EXERCISE INPUT>
╔══

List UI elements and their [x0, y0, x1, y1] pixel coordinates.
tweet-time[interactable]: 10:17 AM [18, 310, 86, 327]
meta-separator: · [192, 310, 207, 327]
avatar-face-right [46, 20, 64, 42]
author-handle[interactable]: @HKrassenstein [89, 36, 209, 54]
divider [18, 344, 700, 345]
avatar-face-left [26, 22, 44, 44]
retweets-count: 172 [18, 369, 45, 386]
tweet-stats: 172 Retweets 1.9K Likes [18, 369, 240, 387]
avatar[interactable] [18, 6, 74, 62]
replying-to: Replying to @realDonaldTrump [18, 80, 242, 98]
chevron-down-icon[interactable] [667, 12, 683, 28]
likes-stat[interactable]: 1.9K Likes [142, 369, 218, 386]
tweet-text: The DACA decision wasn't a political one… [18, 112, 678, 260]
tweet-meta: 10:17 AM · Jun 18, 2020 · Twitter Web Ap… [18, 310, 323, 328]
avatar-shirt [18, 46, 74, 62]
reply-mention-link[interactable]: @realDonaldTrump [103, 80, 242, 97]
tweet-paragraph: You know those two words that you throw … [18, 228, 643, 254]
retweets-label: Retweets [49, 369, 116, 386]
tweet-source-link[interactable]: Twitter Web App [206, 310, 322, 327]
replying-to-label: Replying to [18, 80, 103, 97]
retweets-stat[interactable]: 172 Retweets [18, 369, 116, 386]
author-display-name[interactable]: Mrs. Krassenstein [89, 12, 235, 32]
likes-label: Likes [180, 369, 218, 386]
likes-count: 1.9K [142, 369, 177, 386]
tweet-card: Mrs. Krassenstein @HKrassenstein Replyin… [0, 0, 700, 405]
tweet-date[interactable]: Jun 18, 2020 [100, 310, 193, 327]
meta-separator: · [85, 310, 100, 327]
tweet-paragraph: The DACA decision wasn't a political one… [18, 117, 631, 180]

╚══

GOAL OF THE EXERCISE>
Can you return, line for line, the part of the records that opens at their very start and closes with the line containing "meta-separator: · [85, 310, 100, 327]", keeping that final line too?

RESPONSE TO THE TASK>
List UI elements and their [x0, y0, x1, y1] pixel coordinates.
tweet-time[interactable]: 10:17 AM [18, 310, 86, 327]
meta-separator: · [192, 310, 207, 327]
avatar-face-right [46, 20, 64, 42]
author-handle[interactable]: @HKrassenstein [89, 36, 209, 54]
divider [18, 344, 700, 345]
avatar-face-left [26, 22, 44, 44]
retweets-count: 172 [18, 369, 45, 386]
tweet-stats: 172 Retweets 1.9K Likes [18, 369, 240, 387]
avatar[interactable] [18, 6, 74, 62]
replying-to: Replying to @realDonaldTrump [18, 80, 242, 98]
chevron-down-icon[interactable] [667, 12, 683, 28]
likes-stat[interactable]: 1.9K Likes [142, 369, 218, 386]
tweet-text: The DACA decision wasn't a political one… [18, 112, 678, 260]
tweet-meta: 10:17 AM · Jun 18, 2020 · Twitter Web Ap… [18, 310, 323, 328]
avatar-shirt [18, 46, 74, 62]
reply-mention-link[interactable]: @realDonaldTrump [103, 80, 242, 97]
tweet-paragraph: You know those two words that you throw … [18, 228, 643, 254]
retweets-label: Retweets [49, 369, 116, 386]
tweet-source-link[interactable]: Twitter Web App [206, 310, 322, 327]
replying-to-label: Replying to [18, 80, 103, 97]
retweets-stat[interactable]: 172 Retweets [18, 369, 116, 386]
author-display-name[interactable]: Mrs. Krassenstein [89, 12, 235, 32]
likes-label: Likes [180, 369, 218, 386]
likes-count: 1.9K [142, 369, 177, 386]
tweet-card: Mrs. Krassenstein @HKrassenstein Replyin… [0, 0, 700, 405]
tweet-date[interactable]: Jun 18, 2020 [100, 310, 193, 327]
meta-separator: · [85, 310, 100, 327]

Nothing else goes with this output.